WRITTEN REQUEST: Go through the listing and return every line with "this" in it.

[Stored records]
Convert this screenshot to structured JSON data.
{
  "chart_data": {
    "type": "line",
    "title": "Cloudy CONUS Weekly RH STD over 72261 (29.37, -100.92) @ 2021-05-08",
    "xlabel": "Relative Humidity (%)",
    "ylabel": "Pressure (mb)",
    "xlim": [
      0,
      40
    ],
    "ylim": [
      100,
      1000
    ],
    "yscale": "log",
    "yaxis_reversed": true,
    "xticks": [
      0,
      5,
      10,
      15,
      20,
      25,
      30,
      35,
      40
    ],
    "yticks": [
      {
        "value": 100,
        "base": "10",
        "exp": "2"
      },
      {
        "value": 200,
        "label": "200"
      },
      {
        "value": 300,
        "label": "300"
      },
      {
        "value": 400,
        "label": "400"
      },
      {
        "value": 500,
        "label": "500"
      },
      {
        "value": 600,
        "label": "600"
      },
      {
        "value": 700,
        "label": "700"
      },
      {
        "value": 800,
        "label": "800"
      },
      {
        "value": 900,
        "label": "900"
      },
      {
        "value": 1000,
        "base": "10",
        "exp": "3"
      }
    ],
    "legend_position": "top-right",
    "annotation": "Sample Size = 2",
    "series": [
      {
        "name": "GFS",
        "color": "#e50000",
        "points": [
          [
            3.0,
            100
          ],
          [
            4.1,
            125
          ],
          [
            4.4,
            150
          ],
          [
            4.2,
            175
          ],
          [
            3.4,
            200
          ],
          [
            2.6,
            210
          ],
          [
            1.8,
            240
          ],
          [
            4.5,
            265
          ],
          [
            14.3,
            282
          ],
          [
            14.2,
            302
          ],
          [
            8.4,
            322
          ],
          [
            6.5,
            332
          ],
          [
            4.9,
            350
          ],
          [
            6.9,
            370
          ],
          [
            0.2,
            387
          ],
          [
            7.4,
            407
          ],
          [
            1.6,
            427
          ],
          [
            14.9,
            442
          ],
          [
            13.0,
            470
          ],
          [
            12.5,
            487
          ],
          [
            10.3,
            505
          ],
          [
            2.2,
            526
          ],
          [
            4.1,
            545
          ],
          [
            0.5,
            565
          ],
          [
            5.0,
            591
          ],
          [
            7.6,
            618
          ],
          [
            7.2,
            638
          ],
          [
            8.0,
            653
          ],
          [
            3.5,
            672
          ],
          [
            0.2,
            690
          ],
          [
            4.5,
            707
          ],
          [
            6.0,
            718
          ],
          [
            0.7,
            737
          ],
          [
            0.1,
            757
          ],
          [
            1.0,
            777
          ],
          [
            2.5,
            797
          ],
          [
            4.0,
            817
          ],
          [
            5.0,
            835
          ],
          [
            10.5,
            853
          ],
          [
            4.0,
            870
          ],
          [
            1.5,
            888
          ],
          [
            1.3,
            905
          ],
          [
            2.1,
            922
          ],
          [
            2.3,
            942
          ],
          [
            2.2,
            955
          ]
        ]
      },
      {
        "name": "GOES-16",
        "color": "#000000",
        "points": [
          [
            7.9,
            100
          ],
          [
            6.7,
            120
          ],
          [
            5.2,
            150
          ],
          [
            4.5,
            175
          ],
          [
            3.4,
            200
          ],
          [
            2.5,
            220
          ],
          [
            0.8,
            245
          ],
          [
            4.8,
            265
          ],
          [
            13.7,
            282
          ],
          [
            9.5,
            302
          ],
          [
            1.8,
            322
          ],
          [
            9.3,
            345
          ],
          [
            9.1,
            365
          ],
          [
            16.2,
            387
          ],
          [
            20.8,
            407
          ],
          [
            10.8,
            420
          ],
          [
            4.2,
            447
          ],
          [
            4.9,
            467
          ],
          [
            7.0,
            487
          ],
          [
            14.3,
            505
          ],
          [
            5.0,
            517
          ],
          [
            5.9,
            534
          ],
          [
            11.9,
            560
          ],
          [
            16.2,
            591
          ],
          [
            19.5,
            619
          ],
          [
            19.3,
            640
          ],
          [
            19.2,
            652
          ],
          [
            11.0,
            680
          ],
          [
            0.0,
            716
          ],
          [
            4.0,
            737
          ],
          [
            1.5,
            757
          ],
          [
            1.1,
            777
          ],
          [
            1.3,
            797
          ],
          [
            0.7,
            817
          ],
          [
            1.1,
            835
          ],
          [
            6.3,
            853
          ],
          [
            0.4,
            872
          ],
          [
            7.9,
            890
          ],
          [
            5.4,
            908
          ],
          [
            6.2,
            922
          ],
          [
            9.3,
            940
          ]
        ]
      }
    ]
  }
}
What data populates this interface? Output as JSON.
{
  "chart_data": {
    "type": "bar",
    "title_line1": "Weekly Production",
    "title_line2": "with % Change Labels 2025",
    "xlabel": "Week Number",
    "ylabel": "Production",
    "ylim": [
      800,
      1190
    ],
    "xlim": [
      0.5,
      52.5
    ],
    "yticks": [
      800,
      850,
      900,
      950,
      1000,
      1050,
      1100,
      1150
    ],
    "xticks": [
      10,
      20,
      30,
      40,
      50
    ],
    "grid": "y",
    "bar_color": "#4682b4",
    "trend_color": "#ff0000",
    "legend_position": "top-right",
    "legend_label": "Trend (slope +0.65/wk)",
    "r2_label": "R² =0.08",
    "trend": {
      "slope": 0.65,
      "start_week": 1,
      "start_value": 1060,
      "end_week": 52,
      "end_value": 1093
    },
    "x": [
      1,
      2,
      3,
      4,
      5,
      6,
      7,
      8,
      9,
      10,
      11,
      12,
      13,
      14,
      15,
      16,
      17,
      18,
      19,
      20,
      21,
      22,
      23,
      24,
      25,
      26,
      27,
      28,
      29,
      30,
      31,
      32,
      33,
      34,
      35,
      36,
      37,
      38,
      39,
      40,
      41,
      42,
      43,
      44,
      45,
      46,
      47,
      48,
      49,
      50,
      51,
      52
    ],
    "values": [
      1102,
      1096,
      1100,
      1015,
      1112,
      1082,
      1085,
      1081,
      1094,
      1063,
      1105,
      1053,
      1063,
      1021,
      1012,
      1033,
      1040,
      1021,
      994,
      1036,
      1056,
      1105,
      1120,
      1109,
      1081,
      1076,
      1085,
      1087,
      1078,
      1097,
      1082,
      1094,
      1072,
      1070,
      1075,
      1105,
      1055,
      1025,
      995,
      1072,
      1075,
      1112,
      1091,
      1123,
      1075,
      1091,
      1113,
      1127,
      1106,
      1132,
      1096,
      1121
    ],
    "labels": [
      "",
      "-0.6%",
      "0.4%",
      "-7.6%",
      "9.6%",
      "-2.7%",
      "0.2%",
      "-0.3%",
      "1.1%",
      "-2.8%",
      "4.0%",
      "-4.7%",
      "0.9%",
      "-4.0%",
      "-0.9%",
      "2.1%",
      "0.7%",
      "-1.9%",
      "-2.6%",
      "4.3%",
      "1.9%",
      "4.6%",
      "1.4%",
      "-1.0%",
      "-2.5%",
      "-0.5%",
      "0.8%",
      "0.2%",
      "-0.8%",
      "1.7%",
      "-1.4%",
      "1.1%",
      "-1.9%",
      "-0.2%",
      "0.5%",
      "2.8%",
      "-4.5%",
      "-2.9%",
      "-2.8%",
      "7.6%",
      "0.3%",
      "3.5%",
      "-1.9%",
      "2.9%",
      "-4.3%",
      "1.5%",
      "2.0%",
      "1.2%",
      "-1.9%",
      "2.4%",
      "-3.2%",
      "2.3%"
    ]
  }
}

REPLY:
Convert this screenshot to structured JSON data.
What data populates this interface? Output as JSON.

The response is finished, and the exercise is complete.